### EXERCISE BRIEF
Copy each line exactly. Drop every picture.

### PROVIDED RECORDS
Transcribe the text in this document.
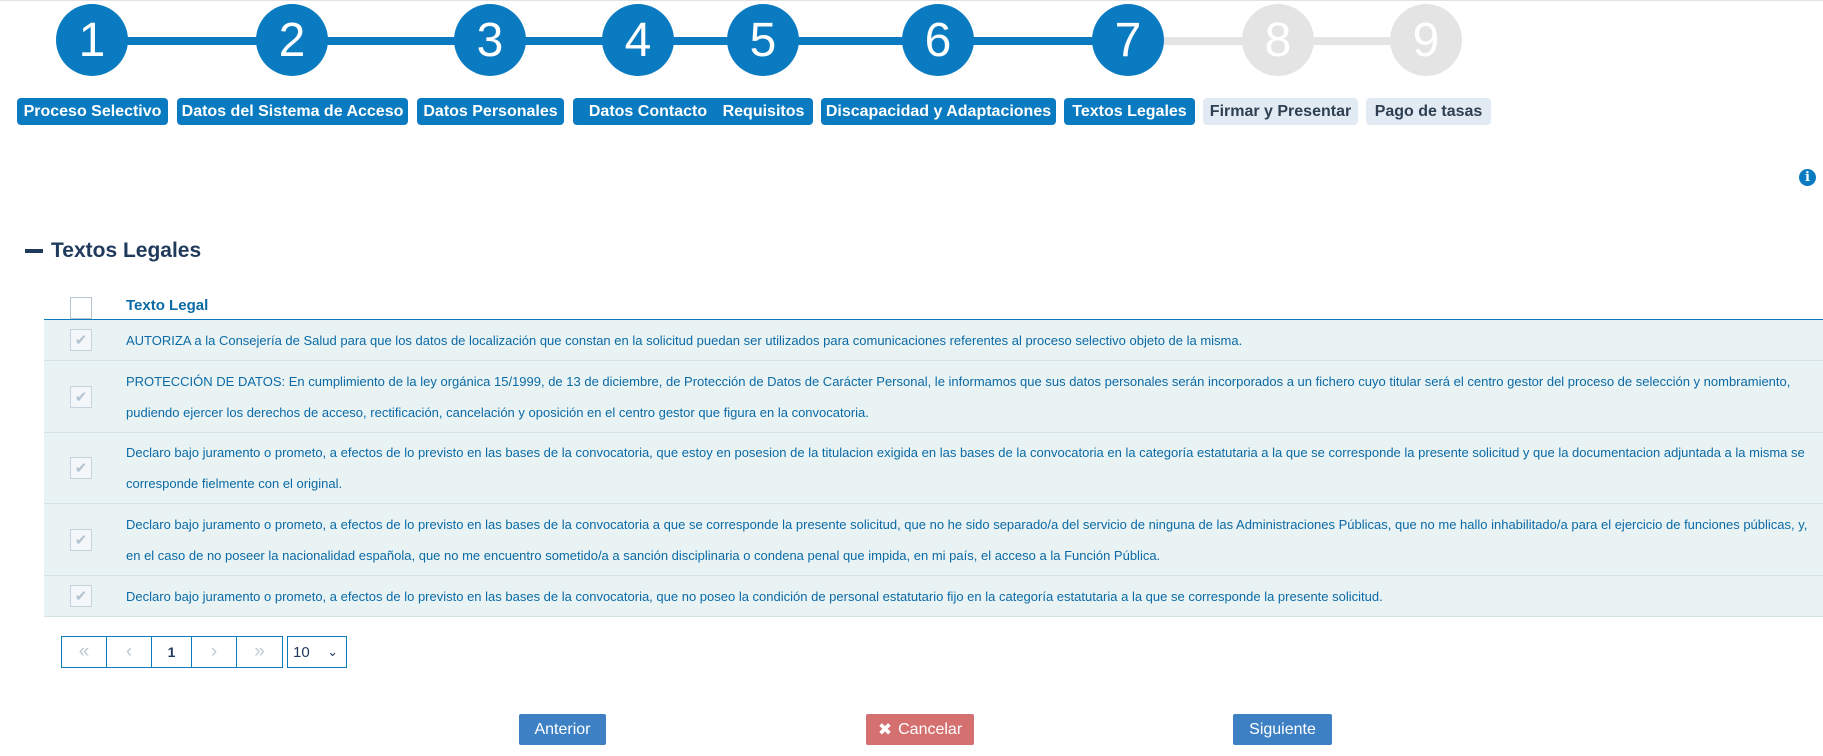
1	2	3	4	5	6	7	8	9
Proceso Selectivo	Datos del Sistema de Acceso	Datos Personales	Datos Contacto Requisitos	Discapacidad y Adaptaciones	Textos Legales	Firmar y Presentar	Pago de tasas
i
Textos Legales
Texto Legal
✔	AUTORIZA a la Consejería de Salud para que los datos de localización que constan en la solicitud puedan ser utilizados para comunicaciones referentes al proceso selectivo objeto de la misma.
✔
PROTECCIÓN DE DATOS: En cumplimiento de la ley orgánica 15/1999, de 13 de diciembre, de Protección de Datos de Carácter Personal, le informamos que sus datos personales serán incorporados a un fichero cuyo titular será el centro gestor del proceso de selección y nombramiento, pudiendo ejercer los derechos de acceso, rectificación, cancelación y oposición en el centro gestor que figura en la convocatoria.
✔
Declaro bajo juramento o prometo, a efectos de lo previsto en las bases de la convocatoria, que estoy en posesion de la titulacion exigida en las bases de la convocatoria en la categoría estatutaria a la que se corresponde la presente solicitud y que la documentacion adjuntada a la misma se corresponde fielmente con el original.
✔
Declaro bajo juramento o prometo, a efectos de lo previsto en las bases de la convocatoria a que se corresponde la presente solicitud, que no he sido separado/a del servicio de ninguna de las Administraciones Públicas, que no me hallo inhabilitado/a para el ejercicio de funciones públicas, y, en el caso de no poseer la nacionalidad española, que no me encuentro sometido/a a sanción disciplinaria o condena penal que impida, en mi país, el acceso a la Función Pública.
✔	Declaro bajo juramento o prometo, a efectos de lo previsto en las bases de la convocatoria, que no poseo la condición de personal estatutario fijo en la categoría estatutaria a la que se corresponde la presente solicitud.
«	‹	1	›	»	10 ⌄
Anterior	✖ Cancelar	Siguiente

### RESULT OF THIS EXERCISE
Transcribe the text in this document.
1	2	3	4	5	6	7	8	9
Proceso Selectivo	Datos del Sistema de Acceso	Datos Personales	Datos Contacto Requisitos	Discapacidad y Adaptaciones	Textos Legales	Firmar y Presentar	Pago de tasas
i
Textos Legales
Texto Legal
✔	AUTORIZA a la Consejería de Salud para que los datos de localización que constan en la solicitud puedan ser utilizados para comunicaciones referentes al proceso selectivo objeto de la misma.
✔
PROTECCIÓN DE DATOS: En cumplimiento de la ley orgánica 15/1999, de 13 de diciembre, de Protección de Datos de Carácter Personal, le informamos que sus datos personales serán incorporados a un fichero cuyo titular será el centro gestor del proceso de selección y nombramiento, pudiendo ejercer los derechos de acceso, rectificación, cancelación y oposición en el centro gestor que figura en la convocatoria.
✔
Declaro bajo juramento o prometo, a efectos de lo previsto en las bases de la convocatoria, que estoy en posesion de la titulacion exigida en las bases de la convocatoria en la categoría estatutaria a la que se corresponde la presente solicitud y que la documentacion adjuntada a la misma se corresponde fielmente con el original.
✔
Declaro bajo juramento o prometo, a efectos de lo previsto en las bases de la convocatoria a que se corresponde la presente solicitud, que no he sido separado/a del servicio de ninguna de las Administraciones Públicas, que no me hallo inhabilitado/a para el ejercicio de funciones públicas, y, en el caso de no poseer la nacionalidad española, que no me encuentro sometido/a a sanción disciplinaria o condena penal que impida, en mi país, el acceso a la Función Pública.
✔	Declaro bajo juramento o prometo, a efectos de lo previsto en las bases de la convocatoria, que no poseo la condición de personal estatutario fijo en la categoría estatutaria a la que se corresponde la presente solicitud.
«	‹	1	›	»	10 ⌄
Anterior	✖ Cancelar	Siguiente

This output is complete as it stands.